(Figure data in JSON)
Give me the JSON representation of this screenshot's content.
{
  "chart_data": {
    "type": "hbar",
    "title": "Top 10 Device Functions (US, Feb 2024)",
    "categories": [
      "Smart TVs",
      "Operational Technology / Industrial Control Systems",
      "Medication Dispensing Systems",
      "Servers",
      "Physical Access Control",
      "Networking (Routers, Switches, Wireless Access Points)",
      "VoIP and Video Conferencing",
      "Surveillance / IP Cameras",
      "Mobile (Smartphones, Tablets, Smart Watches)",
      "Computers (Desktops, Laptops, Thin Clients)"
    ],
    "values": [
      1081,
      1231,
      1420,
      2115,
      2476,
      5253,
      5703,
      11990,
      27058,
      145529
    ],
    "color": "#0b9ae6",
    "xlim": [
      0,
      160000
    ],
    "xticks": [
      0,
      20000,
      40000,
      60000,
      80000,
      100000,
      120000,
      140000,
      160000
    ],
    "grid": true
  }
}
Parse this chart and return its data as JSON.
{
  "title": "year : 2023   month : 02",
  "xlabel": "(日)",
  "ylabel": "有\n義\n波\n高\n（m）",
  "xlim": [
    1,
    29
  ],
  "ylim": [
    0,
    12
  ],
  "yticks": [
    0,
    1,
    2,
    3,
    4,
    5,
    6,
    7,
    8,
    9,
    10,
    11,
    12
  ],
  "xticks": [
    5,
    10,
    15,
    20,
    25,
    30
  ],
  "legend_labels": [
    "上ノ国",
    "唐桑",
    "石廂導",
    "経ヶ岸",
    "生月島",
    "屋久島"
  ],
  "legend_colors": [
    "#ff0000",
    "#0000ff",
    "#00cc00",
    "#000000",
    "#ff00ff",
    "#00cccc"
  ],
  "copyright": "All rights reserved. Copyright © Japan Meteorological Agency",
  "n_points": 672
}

**TASK DIRECTIONS:**
Make an exact copy of every line in the data.

**THE REPLY:**
Give me the JSON representation of this screenshot's content.
{
  "chart_data": {
    "type": "hbar",
    "title": "Top 10 Device Functions (US, Feb 2024)",
    "categories": [
      "Smart TVs",
      "Operational Technology / Industrial Control Systems",
      "Medication Dispensing Systems",
      "Servers",
      "Physical Access Control",
      "Networking (Routers, Switches, Wireless Access Points)",
      "VoIP and Video Conferencing",
      "Surveillance / IP Cameras",
      "Mobile (Smartphones, Tablets, Smart Watches)",
      "Computers (Desktops, Laptops, Thin Clients)"
    ],
    "values": [
      1081,
      1231,
      1420,
      2115,
      2476,
      5253,
      5703,
      11990,
      27058,
      145529
    ],
    "color": "#0b9ae6",
    "xlim": [
      0,
      160000
    ],
    "xticks": [
      0,
      20000,
      40000,
      60000,
      80000,
      100000,
      120000,
      140000,
      160000
    ],
    "grid": true
  }
}
Parse this chart and return its data as JSON.
{
  "title": "year : 2023   month : 02",
  "xlabel": "(日)",
  "ylabel": "有\n義\n波\n高\n（m）",
  "xlim": [
    1,
    29
  ],
  "ylim": [
    0,
    12
  ],
  "yticks": [
    0,
    1,
    2,
    3,
    4,
    5,
    6,
    7,
    8,
    9,
    10,
    11,
    12
  ],
  "xticks": [
    5,
    10,
    15,
    20,
    25,
    30
  ],
  "legend_labels": [
    "上ノ国",
    "唐桑",
    "石廂導",
    "経ヶ岸",
    "生月島",
    "屋久島"
  ],
  "legend_colors": [
    "#ff0000",
    "#0000ff",
    "#00cc00",
    "#000000",
    "#ff00ff",
    "#00cccc"
  ],
  "copyright": "All rights reserved. Copyright © Japan Meteorological Agency",
  "n_points": 672
}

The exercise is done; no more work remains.